** start of Excerpt to read **

I listen to and consider everything said in this House, no matter from what side. All my interest is in the education of our children. No matter where the proposition comes from, I will consider it and if it is sound, I will use it.

I conclude my few remarks by expressing the hope that the Minister will deal with three matters when he is replying: the question of a no means test for the issue of school books, no charge for the transport of schoolchildren and an assurance that more schools will be built more rapidly in built-up areas.

Whether it is the by-elections or the atmosphere created by them, certain Deputies have been inclined to take this debate out of its setting and sort of pitch it into the line of battle. The Deputy who has spoken has been a Member of this House for a long time and he made a statement to the effect that during 28 years a certain personality neglected education. That is not so, of course. We would be foolish to sit on those benches and listen to a speech of that sort without saying that that statement is not a factual one. Time and again the Government to which the Deputy referred received a mandate from the people for their educational programme and time and again advances have been made on this side as well as on many sides of our programme as a whole.

Education always figures fairly largely in our considerations. I suppose the fact that it has come into more or less greater prominence at this stage than ever in the past is due to the way the world in general is progressing and to the need there is in this country to look ahead in order to try to equip our young people better to face the world, not merely here at home, but abroad. I suppose there is also the fact that we have to look to the Common Market and the wider atmosphere in Europe and the fact that the industrial side, the agricultural side and every side of our programme demands more education. Every man or woman entering either into industry or entering the teaching profession needs to be better equipped for the position he or she holds.

It cannot be said that either the present Taoiseach or indeed Taoisigh in the past neglected this side of the programme. I need only quote briefly from the speech the Taoiseach made on the motion nominating the members of his Government. I quote from column 1183 of the Official Debates of Wednesday, 16th November:

The Government's aims were set out very comprehensively a few months ago and I do not think I need delay the House this evening by repeating them. If they should need to be amended in any respect because of new developments, this will be made known from time to time, according as the need arises. I need only say now that my constant concern will be to preserve and strengthen this country's independence and individuality, recognising, on the one hand, that there will be or can be little progress in the political, social and cultural fields unless we are making satisfactory economic progress as well, and on the other, that material progress alone would be barren indeed if it were not accompanied by the moral and intellectual development of all the individuals comprising our community. In view of its importance in both these respects, I accept it as my duty that despite other claims on our resources, education will be adequately supported. Secondary education has been provided, at a low cost to parents, largely as a result of the devotion and sacrifices of religious orders. There can be no such thing as free education; the community must be prepared to pay one way or the other for whatever improvements are required, both in regard to greater facilities for post-primary education and readier access to further education for those who can benefit from it. The important thing is to see that inability to pay whatever cost is involved in such education will not debar any child who can benefit from it from receiving it. That will be one of the immediate objectives of this Government.

** end of Excerpt to read **

(Requirement 1)
Can you express the records, from the first line up to and including the line with "tool-arrow-icon xyxy=(100,99,106,107)", as a Markdown table with the columns Row and Line, leaving out any blank lines?
The records have no connection to the debate excerpt above.

** start of Material for the task **

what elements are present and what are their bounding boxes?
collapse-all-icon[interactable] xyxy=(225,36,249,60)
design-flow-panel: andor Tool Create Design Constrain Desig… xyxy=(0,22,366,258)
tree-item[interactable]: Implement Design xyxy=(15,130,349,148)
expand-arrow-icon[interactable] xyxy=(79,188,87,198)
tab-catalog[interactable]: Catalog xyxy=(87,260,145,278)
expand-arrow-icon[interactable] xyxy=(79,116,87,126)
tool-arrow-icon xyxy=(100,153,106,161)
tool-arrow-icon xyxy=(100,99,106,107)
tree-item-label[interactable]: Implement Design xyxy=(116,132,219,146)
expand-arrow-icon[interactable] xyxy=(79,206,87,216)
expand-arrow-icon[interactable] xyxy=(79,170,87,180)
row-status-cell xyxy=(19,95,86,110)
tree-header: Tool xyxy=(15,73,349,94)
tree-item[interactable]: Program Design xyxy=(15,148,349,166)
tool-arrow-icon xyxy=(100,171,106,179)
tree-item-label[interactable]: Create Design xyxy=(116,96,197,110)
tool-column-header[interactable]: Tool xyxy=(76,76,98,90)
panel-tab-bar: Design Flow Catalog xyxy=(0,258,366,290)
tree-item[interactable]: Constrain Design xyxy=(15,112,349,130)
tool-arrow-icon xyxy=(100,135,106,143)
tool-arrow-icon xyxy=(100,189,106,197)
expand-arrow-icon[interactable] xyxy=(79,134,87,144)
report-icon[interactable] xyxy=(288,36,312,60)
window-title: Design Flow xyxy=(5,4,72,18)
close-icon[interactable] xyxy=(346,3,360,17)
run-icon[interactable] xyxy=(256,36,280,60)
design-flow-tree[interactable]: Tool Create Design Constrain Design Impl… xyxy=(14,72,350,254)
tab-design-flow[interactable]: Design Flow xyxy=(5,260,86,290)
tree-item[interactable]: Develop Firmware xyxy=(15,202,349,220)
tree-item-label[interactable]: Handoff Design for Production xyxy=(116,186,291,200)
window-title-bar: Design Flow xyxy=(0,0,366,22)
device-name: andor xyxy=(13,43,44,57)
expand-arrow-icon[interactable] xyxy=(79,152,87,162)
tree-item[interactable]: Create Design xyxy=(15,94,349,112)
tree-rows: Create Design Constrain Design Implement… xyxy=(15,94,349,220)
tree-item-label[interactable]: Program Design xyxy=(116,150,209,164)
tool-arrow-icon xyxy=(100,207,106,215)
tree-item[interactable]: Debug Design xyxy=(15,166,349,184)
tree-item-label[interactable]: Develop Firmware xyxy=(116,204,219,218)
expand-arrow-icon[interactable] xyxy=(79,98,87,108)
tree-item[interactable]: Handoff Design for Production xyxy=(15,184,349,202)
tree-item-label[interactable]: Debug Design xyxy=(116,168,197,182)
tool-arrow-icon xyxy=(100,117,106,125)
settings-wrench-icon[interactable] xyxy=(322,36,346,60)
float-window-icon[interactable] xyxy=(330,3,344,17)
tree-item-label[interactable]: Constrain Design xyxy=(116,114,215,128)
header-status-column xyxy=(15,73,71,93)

** end of Material for the task **

(Requirement 2)
Could you continue the parliamentary debate on education from where it stops?

(Final result 1)
| Row | Line |
|---|---|
| 1 | what elements are present and what are their bounding boxes? |
| 2 | collapse-all-icon[interactable] xyxy=(225,36,249,60) |
| 3 | design-flow-panel: andor Tool Create Design Constrain Desig… xyxy=(0,22,366,258) |
| 4 | tree-item[interactable]: Implement Design xyxy=(15,130,349,148) |
| 5 | expand-arrow-icon[interactable] xyxy=(79,188,87,198) |
| 6 | tab-catalog[interactable]: Catalog xyxy=(87,260,145,278) |
| 7 | expand-arrow-icon[interactable] xyxy=(79,116,87,126) |
| 8 | tool-arrow-icon xyxy=(100,153,106,161) |
| 9 | tool-arrow-icon xyxy=(100,99,106,107) |

(Final result 2)
That, as I said, is a statement from the head of the Government made here in this House in good faith. I do not believe the Deputy who has just spoken can doubt his sincerity or the sincerity of the Government in this matter.

We are all well aware of the pressing needs in the primary stage of education. I merely take a few points which relate mainly to the primary and vocational ends because I suppose, coming from a rural area, those are the subjects I am most familiar with. It is stressed on all sides that in this respect we should always strive to reduce the size of the classes. As a further aid, and indeed a very important one, we should strive towards providing better training and more teachers, better schools, the allocation of higher grants for heating and cleaning schools, the raising of the school leaving age and, in general, extending the opportunities for more education to what could be deemed to be the whole schoolgoing population.

It should be admitted in this House —I think the Minister fully recognises this fact—that all personnel engaged in the teaching service should be encouraged to take part in the planning of education so that there will be, shall we say, a general level of agreement on ways and means as to what can best be done to enhance the ability of the pupils to assimilate the knowledge being imparted in the schools and, not merely this, but to inculcate in them a desire to apply this knowledge in after life. I would ask the House to bear in mind that unless the pupil has this desire, all effort on him will be wasted and unless the pupil recognises that the knowledge acquired at school is to be used in after life, then time is wasted.

The Deputy is taking a chance.

Advances have been made under many headings, despite what Deputy Larkin has said.

I should hope so.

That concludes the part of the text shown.